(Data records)
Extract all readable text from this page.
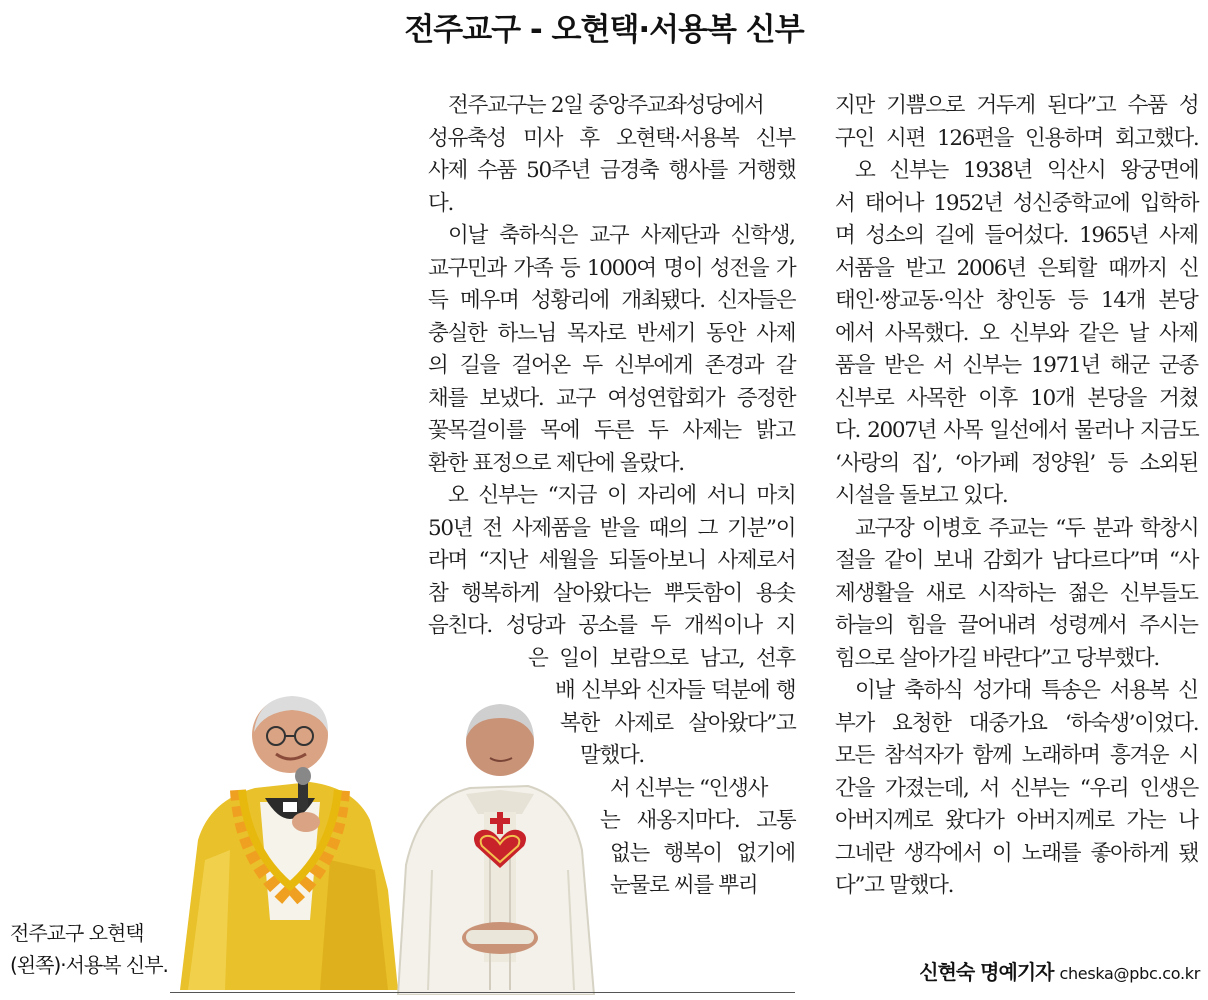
전주교구 - 오현택·서용복 신부
전주교구는 2일 중앙주교좌성당에서
성유축성 미사 후 오현택·서용복 신부
사제 수품 50주년 금경축 행사를 거행했
다.
이날 축하식은 교구 사제단과 신학생,
교구민과 가족 등 1000여 명이 성전을 가
득 메우며 성황리에 개최됐다. 신자들은
충실한 하느님 목자로 반세기 동안 사제
의 길을 걸어온 두 신부에게 존경과 갈
채를 보냈다. 교구 여성연합회가 증정한
꽃목걸이를 목에 두른 두 사제는 밝고
환한 표정으로 제단에 올랐다.
오 신부는 “지금 이 자리에 서니 마치
50년 전 사제품을 받을 때의 그 기분”이
라며 “지난 세월을 되돌아보니 사제로서
참 행복하게 살아왔다는 뿌듯함이 용솟
음친다. 성당과 공소를 두 개씩이나 지
은 일이 보람으로 남고, 선후
배 신부와 신자들 덕분에 행
복한 사제로 살아왔다”고
말했다.
서 신부는 “인생사
는 새옹지마다. 고통
없는 행복이 없기에
눈물로 씨를 뿌리
지만 기쁨으로 거두게 된다”고 수품 성
구인 시편 126편을 인용하며 회고했다.
오 신부는 1938년 익산시 왕궁면에
서 태어나 1952년 성신중학교에 입학하
며 성소의 길에 들어섰다. 1965년 사제
서품을 받고 2006년 은퇴할 때까지 신
태인·쌍교동·익산 창인동 등 14개 본당
에서 사목했다. 오 신부와 같은 날 사제
품을 받은 서 신부는 1971년 해군 군종
신부로 사목한 이후 10개 본당을 거쳤
다. 2007년 사목 일선에서 물러나 지금도
‘사랑의 집’, ‘아가페 정양원’ 등 소외된
시설을 돌보고 있다.
교구장 이병호 주교는 “두 분과 학창시
절을 같이 보내 감회가 남다르다”며 “사
제생활을 새로 시작하는 젊은 신부들도
하늘의 힘을 끌어내려 성령께서 주시는
힘으로 살아가길 바란다”고 당부했다.
이날 축하식 성가대 특송은 서용복 신
부가 요청한 대중가요 ‘하숙생’이었다.
모든 참석자가 함께 노래하며 흥겨운 시
간을 가졌는데, 서 신부는 “우리 인생은
아버지께로 왔다가 아버지께로 가는 나
그네란 생각에서 이 노래를 좋아하게 됐
다”고 말했다.
전주교구 오현택
(왼쪽)·서용복 신부.	신현숙 명예기자 cheska@pbc.co.kr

WORK INSTRUCTIONS: From start to finish, output the listing exactly, but omit its pictures.

THE ANSWER:
Extract all readable text from this page.
전주교구 - 오현택·서용복 신부
전주교구는 2일 중앙주교좌성당에서
성유축성 미사 후 오현택·서용복 신부
사제 수품 50주년 금경축 행사를 거행했
다.
이날 축하식은 교구 사제단과 신학생,
교구민과 가족 등 1000여 명이 성전을 가
득 메우며 성황리에 개최됐다. 신자들은
충실한 하느님 목자로 반세기 동안 사제
의 길을 걸어온 두 신부에게 존경과 갈
채를 보냈다. 교구 여성연합회가 증정한
꽃목걸이를 목에 두른 두 사제는 밝고
환한 표정으로 제단에 올랐다.
오 신부는 “지금 이 자리에 서니 마치
50년 전 사제품을 받을 때의 그 기분”이
라며 “지난 세월을 되돌아보니 사제로서
참 행복하게 살아왔다는 뿌듯함이 용솟
음친다. 성당과 공소를 두 개씩이나 지
은 일이 보람으로 남고, 선후
배 신부와 신자들 덕분에 행
복한 사제로 살아왔다”고
말했다.
서 신부는 “인생사
는 새옹지마다. 고통
없는 행복이 없기에
눈물로 씨를 뿌리
지만 기쁨으로 거두게 된다”고 수품 성
구인 시편 126편을 인용하며 회고했다.
오 신부는 1938년 익산시 왕궁면에
서 태어나 1952년 성신중학교에 입학하
며 성소의 길에 들어섰다. 1965년 사제
서품을 받고 2006년 은퇴할 때까지 신
태인·쌍교동·익산 창인동 등 14개 본당
에서 사목했다. 오 신부와 같은 날 사제
품을 받은 서 신부는 1971년 해군 군종
신부로 사목한 이후 10개 본당을 거쳤
다. 2007년 사목 일선에서 물러나 지금도
‘사랑의 집’, ‘아가페 정양원’ 등 소외된
시설을 돌보고 있다.
교구장 이병호 주교는 “두 분과 학창시
절을 같이 보내 감회가 남다르다”며 “사
제생활을 새로 시작하는 젊은 신부들도
하늘의 힘을 끌어내려 성령께서 주시는
힘으로 살아가길 바란다”고 당부했다.
이날 축하식 성가대 특송은 서용복 신
부가 요청한 대중가요 ‘하숙생’이었다.
모든 참석자가 함께 노래하며 흥겨운 시
간을 가졌는데, 서 신부는 “우리 인생은
아버지께로 왔다가 아버지께로 가는 나
그네란 생각에서 이 노래를 좋아하게 됐
다”고 말했다.
전주교구 오현택
(왼쪽)·서용복 신부.	신현숙 명예기자 cheska@pbc.co.kr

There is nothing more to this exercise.